→ **STATED TASK**
All entries are to be given again verbatim.

→ **EXERCISE INPUTS**
····················
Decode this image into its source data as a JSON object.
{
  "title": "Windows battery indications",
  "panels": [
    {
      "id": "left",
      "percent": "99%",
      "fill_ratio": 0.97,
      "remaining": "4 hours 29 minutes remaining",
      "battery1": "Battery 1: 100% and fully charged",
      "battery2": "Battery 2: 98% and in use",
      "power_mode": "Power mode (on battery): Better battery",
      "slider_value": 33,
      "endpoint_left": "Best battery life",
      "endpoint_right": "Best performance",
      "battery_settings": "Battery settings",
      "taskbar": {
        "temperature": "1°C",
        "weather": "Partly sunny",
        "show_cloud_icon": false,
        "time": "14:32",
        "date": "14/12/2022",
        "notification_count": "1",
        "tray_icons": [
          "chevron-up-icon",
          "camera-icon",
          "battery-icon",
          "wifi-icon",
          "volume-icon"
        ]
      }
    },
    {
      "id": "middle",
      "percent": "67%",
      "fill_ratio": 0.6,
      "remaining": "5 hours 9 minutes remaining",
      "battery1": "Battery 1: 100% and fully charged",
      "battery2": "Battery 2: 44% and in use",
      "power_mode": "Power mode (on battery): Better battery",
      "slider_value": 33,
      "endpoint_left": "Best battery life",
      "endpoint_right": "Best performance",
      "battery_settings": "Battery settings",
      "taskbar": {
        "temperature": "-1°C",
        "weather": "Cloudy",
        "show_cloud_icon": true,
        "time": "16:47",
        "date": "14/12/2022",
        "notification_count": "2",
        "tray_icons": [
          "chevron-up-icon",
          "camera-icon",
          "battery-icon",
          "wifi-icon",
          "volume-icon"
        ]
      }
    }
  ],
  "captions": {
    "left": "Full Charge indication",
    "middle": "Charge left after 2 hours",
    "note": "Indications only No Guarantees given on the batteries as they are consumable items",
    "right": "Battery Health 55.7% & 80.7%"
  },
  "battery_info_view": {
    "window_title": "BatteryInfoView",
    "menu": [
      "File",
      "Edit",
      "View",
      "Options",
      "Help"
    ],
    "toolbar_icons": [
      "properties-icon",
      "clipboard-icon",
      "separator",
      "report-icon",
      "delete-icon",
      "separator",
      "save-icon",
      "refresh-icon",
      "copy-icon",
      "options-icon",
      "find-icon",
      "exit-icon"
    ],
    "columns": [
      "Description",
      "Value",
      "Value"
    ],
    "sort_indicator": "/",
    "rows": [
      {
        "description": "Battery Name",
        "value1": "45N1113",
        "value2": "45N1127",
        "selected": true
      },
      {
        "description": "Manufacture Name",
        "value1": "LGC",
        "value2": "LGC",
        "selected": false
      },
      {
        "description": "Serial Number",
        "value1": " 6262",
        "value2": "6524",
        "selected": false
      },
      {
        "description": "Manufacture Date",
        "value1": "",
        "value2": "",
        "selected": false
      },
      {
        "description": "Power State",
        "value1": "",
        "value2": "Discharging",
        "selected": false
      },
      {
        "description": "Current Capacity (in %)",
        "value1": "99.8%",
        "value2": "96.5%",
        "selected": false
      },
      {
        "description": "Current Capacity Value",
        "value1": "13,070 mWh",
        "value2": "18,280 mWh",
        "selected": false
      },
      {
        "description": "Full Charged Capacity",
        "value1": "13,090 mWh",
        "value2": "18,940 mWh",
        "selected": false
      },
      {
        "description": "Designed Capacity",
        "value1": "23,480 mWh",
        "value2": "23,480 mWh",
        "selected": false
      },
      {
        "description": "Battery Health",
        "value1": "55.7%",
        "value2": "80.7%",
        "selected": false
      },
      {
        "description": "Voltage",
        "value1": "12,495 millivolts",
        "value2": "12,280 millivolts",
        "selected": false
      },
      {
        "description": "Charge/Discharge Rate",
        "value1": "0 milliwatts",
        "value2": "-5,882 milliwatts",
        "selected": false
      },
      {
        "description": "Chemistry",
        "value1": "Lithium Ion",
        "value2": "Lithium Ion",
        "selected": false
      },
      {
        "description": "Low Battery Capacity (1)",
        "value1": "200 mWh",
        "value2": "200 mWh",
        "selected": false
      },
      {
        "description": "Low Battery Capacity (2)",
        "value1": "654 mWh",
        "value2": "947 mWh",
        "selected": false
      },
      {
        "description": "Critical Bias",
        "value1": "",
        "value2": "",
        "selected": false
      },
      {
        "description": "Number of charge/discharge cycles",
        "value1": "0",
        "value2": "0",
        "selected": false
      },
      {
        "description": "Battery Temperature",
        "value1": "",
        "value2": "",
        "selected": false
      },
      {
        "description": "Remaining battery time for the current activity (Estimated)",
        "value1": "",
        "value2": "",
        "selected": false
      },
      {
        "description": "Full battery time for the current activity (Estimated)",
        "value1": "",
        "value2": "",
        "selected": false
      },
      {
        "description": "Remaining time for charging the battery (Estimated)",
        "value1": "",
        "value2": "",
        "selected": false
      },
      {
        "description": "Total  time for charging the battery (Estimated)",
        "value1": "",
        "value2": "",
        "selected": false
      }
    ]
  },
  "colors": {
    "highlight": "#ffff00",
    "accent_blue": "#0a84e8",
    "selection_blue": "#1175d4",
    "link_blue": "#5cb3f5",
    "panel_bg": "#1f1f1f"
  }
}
····················
→ **WRITTEN RESPONSE**
Decode this image into its source data as a JSON object.
{
  "title": "Windows battery indications",
  "panels": [
    {
      "id": "left",
      "percent": "99%",
      "fill_ratio": 0.97,
      "remaining": "4 hours 29 minutes remaining",
      "battery1": "Battery 1: 100% and fully charged",
      "battery2": "Battery 2: 98% and in use",
      "power_mode": "Power mode (on battery): Better battery",
      "slider_value": 33,
      "endpoint_left": "Best battery life",
      "endpoint_right": "Best performance",
      "battery_settings": "Battery settings",
      "taskbar": {
        "temperature": "1°C",
        "weather": "Partly sunny",
        "show_cloud_icon": false,
        "time": "14:32",
        "date": "14/12/2022",
        "notification_count": "1",
        "tray_icons": [
          "chevron-up-icon",
          "camera-icon",
          "battery-icon",
          "wifi-icon",
          "volume-icon"
        ]
      }
    },
    {
      "id": "middle",
      "percent": "67%",
      "fill_ratio": 0.6,
      "remaining": "5 hours 9 minutes remaining",
      "battery1": "Battery 1: 100% and fully charged",
      "battery2": "Battery 2: 44% and in use",
      "power_mode": "Power mode (on battery): Better battery",
      "slider_value": 33,
      "endpoint_left": "Best battery life",
      "endpoint_right": "Best performance",
      "battery_settings": "Battery settings",
      "taskbar": {
        "temperature": "-1°C",
        "weather": "Cloudy",
        "show_cloud_icon": true,
        "time": "16:47",
        "date": "14/12/2022",
        "notification_count": "2",
        "tray_icons": [
          "chevron-up-icon",
          "camera-icon",
          "battery-icon",
          "wifi-icon",
          "volume-icon"
        ]
      }
    }
  ],
  "captions": {
    "left": "Full Charge indication",
    "middle": "Charge left after 2 hours",
    "note": "Indications only No Guarantees given on the batteries as they are consumable items",
    "right": "Battery Health 55.7% & 80.7%"
  },
  "battery_info_view": {
    "window_title": "BatteryInfoView",
    "menu": [
      "File",
      "Edit",
      "View",
      "Options",
      "Help"
    ],
    "toolbar_icons": [
      "properties-icon",
      "clipboard-icon",
      "separator",
      "report-icon",
      "delete-icon",
      "separator",
      "save-icon",
      "refresh-icon",
      "copy-icon",
      "options-icon",
      "find-icon",
      "exit-icon"
    ],
    "columns": [
      "Description",
      "Value",
      "Value"
    ],
    "sort_indicator": "/",
    "rows": [
      {
        "description": "Battery Name",
        "value1": "45N1113",
        "value2": "45N1127",
        "selected": true
      },
      {
        "description": "Manufacture Name",
        "value1": "LGC",
        "value2": "LGC",
        "selected": false
      },
      {
        "description": "Serial Number",
        "value1": " 6262",
        "value2": "6524",
        "selected": false
      },
      {
        "description": "Manufacture Date",
        "value1": "",
        "value2": "",
        "selected": false
      },
      {
        "description": "Power State",
        "value1": "",
        "value2": "Discharging",
        "selected": false
      },
      {
        "description": "Current Capacity (in %)",
        "value1": "99.8%",
        "value2": "96.5%",
        "selected": false
      },
      {
        "description": "Current Capacity Value",
        "value1": "13,070 mWh",
        "value2": "18,280 mWh",
        "selected": false
      },
      {
        "description": "Full Charged Capacity",
        "value1": "13,090 mWh",
        "value2": "18,940 mWh",
        "selected": false
      },
      {
        "description": "Designed Capacity",
        "value1": "23,480 mWh",
        "value2": "23,480 mWh",
        "selected": false
      },
      {
        "description": "Battery Health",
        "value1": "55.7%",
        "value2": "80.7%",
        "selected": false
      },
      {
        "description": "Voltage",
        "value1": "12,495 millivolts",
        "value2": "12,280 millivolts",
        "selected": false
      },
      {
        "description": "Charge/Discharge Rate",
        "value1": "0 milliwatts",
        "value2": "-5,882 milliwatts",
        "selected": false
      },
      {
        "description": "Chemistry",
        "value1": "Lithium Ion",
        "value2": "Lithium Ion",
        "selected": false
      },
      {
        "description": "Low Battery Capacity (1)",
        "value1": "200 mWh",
        "value2": "200 mWh",
        "selected": false
      },
      {
        "description": "Low Battery Capacity (2)",
        "value1": "654 mWh",
        "value2": "947 mWh",
        "selected": false
      },
      {
        "description": "Critical Bias",
        "value1": "",
        "value2": "",
        "selected": false
      },
      {
        "description": "Number of charge/discharge cycles",
        "value1": "0",
        "value2": "0",
        "selected": false
      },
      {
        "description": "Battery Temperature",
        "value1": "",
        "value2": "",
        "selected": false
      },
      {
        "description": "Remaining battery time for the current activity (Estimated)",
        "value1": "",
        "value2": "",
        "selected": false
      },
      {
        "description": "Full battery time for the current activity (Estimated)",
        "value1": "",
        "value2": "",
        "selected": false
      },
      {
        "description": "Remaining time for charging the battery (Estimated)",
        "value1": "",
        "value2": "",
        "selected": false
      },
      {
        "description": "Total  time for charging the battery (Estimated)",
        "value1": "",
        "value2": "",
        "selected": false
      }
    ]
  },
  "colors": {
    "highlight": "#ffff00",
    "accent_blue": "#0a84e8",
    "selection_blue": "#1175d4",
    "link_blue": "#5cb3f5",
    "panel_bg": "#1f1f1f"
  }
}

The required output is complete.